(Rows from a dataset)
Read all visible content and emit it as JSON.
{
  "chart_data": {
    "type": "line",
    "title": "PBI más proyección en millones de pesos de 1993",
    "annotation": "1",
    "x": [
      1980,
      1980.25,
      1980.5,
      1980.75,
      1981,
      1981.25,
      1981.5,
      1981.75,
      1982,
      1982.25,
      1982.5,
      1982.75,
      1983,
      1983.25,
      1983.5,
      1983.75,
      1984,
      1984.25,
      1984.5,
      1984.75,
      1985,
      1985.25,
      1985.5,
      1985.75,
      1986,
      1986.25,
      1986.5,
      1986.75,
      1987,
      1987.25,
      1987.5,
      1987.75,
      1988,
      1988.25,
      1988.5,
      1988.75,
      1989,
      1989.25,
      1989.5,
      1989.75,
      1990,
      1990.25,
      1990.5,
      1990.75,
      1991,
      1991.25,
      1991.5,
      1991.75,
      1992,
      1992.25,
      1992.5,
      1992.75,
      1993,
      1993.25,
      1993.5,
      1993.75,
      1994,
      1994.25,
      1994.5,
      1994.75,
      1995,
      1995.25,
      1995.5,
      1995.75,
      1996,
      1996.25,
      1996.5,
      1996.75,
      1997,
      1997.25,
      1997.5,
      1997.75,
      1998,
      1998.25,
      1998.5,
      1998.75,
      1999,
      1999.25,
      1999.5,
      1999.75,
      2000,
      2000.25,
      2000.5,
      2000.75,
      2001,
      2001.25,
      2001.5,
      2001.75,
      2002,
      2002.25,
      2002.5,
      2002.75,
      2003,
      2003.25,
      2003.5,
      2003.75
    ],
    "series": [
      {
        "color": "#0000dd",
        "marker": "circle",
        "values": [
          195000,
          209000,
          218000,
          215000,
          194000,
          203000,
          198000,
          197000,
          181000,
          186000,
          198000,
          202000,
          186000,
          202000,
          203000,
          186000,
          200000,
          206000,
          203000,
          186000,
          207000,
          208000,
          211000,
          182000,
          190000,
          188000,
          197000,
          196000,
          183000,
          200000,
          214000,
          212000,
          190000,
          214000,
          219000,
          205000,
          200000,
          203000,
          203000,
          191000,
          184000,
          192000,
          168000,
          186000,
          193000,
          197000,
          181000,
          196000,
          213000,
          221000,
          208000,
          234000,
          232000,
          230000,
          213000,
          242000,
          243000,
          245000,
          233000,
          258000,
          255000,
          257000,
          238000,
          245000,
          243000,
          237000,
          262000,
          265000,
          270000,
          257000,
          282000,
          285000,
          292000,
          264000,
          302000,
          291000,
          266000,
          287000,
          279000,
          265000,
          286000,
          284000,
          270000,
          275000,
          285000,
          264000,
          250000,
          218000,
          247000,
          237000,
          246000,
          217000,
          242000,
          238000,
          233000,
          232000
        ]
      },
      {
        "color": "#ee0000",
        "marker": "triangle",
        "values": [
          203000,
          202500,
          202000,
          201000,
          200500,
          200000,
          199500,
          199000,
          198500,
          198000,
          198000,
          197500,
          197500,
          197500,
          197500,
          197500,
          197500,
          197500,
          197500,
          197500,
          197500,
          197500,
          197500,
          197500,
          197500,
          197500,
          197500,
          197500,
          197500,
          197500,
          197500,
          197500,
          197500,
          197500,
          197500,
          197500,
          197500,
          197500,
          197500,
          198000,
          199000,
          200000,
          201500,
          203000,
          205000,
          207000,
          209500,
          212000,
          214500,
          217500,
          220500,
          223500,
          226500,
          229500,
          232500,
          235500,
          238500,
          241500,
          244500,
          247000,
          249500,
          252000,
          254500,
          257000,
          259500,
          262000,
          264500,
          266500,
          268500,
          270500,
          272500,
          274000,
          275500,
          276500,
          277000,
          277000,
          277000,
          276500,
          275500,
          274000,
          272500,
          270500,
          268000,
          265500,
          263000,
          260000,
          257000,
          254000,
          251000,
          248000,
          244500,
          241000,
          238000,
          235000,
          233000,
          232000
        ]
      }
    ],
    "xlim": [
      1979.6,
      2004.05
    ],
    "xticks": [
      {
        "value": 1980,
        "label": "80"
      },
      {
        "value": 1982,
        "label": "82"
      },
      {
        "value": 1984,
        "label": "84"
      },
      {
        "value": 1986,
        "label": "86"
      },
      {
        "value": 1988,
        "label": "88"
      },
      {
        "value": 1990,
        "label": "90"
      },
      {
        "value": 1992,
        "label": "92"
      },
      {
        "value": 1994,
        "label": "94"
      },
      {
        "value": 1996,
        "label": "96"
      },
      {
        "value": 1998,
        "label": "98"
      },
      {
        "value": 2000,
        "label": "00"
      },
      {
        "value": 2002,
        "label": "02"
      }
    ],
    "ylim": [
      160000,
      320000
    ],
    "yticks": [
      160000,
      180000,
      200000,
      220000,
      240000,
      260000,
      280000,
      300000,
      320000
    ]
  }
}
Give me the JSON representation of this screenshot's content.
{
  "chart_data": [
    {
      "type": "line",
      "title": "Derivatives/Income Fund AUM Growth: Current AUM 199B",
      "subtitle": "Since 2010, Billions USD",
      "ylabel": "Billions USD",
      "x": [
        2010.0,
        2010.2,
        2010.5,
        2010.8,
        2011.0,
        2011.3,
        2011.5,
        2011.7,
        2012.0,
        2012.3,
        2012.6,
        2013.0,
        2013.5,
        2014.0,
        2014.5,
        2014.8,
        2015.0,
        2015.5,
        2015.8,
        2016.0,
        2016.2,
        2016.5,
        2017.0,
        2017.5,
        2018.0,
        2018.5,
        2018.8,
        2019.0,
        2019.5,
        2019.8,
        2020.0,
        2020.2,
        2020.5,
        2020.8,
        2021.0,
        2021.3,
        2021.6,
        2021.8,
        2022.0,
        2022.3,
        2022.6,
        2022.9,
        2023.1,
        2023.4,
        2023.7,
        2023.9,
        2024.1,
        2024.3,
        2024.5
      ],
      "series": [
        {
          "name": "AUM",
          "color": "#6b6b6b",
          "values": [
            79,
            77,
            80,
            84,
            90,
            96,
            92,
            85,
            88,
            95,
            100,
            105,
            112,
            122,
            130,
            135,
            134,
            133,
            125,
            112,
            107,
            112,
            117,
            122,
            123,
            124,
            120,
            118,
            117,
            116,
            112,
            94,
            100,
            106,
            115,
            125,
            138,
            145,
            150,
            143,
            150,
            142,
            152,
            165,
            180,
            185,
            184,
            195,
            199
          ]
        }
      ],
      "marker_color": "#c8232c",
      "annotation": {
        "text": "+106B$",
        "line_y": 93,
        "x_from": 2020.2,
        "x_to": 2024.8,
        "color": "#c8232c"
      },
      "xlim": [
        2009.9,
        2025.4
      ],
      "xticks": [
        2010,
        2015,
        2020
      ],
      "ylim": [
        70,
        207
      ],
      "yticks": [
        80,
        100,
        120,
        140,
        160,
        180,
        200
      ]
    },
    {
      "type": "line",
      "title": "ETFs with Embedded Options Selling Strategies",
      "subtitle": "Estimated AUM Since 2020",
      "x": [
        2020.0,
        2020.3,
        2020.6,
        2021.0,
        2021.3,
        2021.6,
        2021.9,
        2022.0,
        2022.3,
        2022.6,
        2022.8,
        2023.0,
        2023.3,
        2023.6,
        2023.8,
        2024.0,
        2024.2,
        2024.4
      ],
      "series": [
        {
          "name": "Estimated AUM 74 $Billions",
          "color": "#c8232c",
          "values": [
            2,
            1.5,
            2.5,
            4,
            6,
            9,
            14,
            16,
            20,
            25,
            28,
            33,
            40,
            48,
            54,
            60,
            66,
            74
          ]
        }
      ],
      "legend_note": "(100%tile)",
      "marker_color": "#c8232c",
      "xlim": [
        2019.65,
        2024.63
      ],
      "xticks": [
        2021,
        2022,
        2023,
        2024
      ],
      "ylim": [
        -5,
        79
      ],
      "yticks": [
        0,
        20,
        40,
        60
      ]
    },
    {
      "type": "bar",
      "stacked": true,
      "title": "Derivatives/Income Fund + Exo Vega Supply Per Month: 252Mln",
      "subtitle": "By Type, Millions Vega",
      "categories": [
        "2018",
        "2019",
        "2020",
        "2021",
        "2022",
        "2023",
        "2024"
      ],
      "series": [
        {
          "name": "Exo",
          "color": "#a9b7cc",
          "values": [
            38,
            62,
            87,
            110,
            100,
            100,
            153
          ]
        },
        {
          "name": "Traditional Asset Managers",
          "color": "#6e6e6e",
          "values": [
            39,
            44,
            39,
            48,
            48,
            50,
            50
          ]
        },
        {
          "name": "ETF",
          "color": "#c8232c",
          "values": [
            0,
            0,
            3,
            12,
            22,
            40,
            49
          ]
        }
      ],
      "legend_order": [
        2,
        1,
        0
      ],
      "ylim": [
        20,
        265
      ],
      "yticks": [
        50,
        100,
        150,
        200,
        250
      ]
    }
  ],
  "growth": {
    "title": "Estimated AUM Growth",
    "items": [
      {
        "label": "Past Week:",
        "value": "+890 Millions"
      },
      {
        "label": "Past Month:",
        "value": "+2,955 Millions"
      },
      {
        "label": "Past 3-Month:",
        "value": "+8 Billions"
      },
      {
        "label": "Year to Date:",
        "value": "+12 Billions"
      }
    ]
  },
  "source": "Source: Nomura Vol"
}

■ Aim
Look through the entries above and count each line holding "content"; report the count alone.

■ Task solution
2